Written request: Count every line in the entries that contains "取得税务注销文书后". Report that count alone.

━━━ Extracted material

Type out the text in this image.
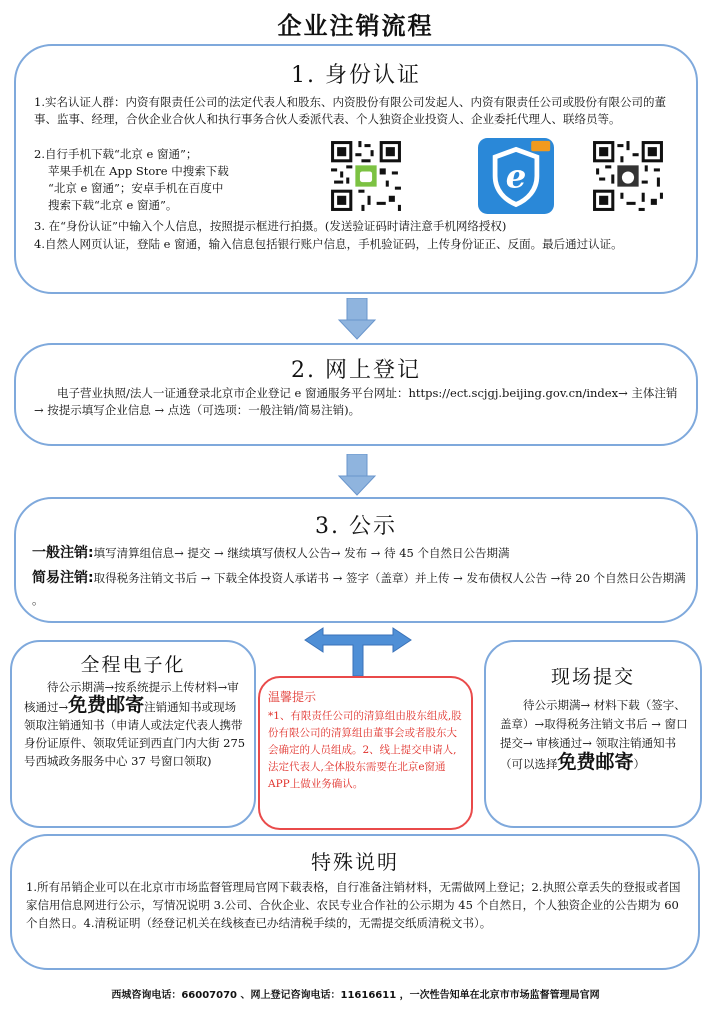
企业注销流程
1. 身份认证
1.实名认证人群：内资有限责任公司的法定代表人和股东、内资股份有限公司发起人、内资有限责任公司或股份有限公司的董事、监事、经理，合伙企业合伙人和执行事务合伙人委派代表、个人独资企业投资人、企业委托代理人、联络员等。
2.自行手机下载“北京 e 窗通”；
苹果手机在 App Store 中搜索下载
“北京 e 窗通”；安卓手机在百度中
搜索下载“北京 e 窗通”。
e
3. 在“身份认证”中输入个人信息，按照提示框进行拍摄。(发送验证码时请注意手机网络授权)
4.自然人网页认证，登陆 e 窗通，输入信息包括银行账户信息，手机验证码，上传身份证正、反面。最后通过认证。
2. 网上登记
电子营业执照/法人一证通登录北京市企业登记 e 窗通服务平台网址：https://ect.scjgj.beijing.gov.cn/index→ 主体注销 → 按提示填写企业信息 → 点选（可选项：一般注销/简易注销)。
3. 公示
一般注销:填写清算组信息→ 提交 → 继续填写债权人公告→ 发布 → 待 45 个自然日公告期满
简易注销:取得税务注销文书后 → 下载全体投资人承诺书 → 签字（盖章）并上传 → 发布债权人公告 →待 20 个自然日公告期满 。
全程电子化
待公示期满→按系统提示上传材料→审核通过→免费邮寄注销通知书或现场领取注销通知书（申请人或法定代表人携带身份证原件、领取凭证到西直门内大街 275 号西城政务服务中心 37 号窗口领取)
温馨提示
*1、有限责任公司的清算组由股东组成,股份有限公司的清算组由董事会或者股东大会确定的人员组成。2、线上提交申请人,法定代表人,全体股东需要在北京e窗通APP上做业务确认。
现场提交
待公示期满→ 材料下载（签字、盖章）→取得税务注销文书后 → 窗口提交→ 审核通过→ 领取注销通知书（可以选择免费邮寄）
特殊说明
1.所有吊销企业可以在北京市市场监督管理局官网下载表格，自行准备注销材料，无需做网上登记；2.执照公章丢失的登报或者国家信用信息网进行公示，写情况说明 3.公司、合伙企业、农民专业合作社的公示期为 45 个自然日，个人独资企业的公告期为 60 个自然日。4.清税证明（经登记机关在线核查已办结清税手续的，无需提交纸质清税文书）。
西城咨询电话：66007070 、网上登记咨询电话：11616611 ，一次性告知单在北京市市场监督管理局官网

━━━━━━
━━━ Extracted material

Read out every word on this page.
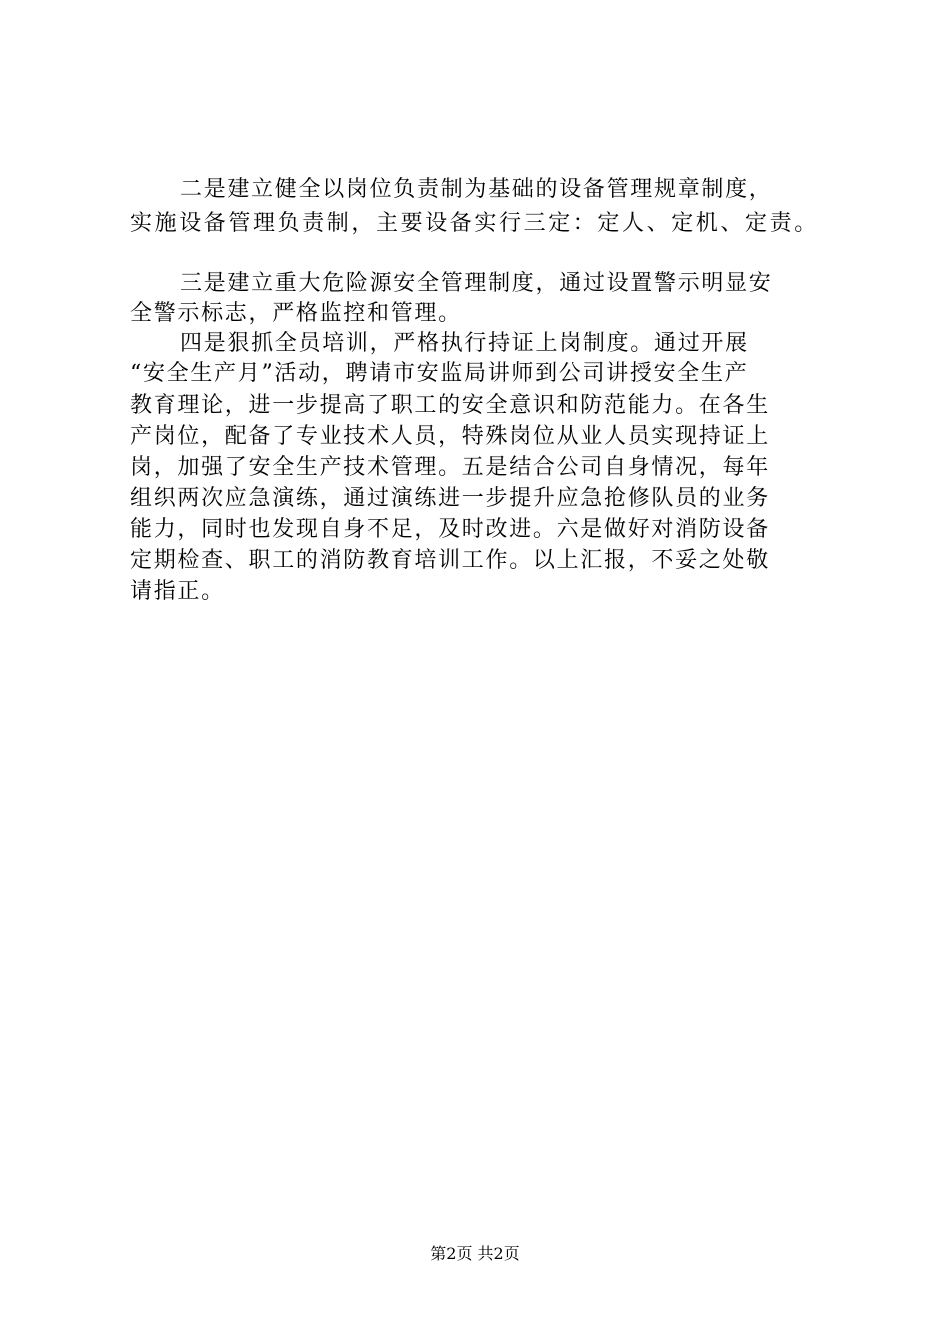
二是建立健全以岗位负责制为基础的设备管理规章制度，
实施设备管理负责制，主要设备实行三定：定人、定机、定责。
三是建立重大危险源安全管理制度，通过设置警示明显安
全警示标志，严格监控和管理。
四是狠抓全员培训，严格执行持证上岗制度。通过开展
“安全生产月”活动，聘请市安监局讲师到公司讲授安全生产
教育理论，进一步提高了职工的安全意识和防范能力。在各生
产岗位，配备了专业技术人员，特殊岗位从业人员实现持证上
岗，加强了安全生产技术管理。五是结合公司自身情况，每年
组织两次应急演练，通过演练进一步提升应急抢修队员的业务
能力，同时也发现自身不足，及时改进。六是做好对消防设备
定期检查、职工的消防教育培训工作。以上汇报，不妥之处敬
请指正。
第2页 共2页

━━━━━━

Solution: 2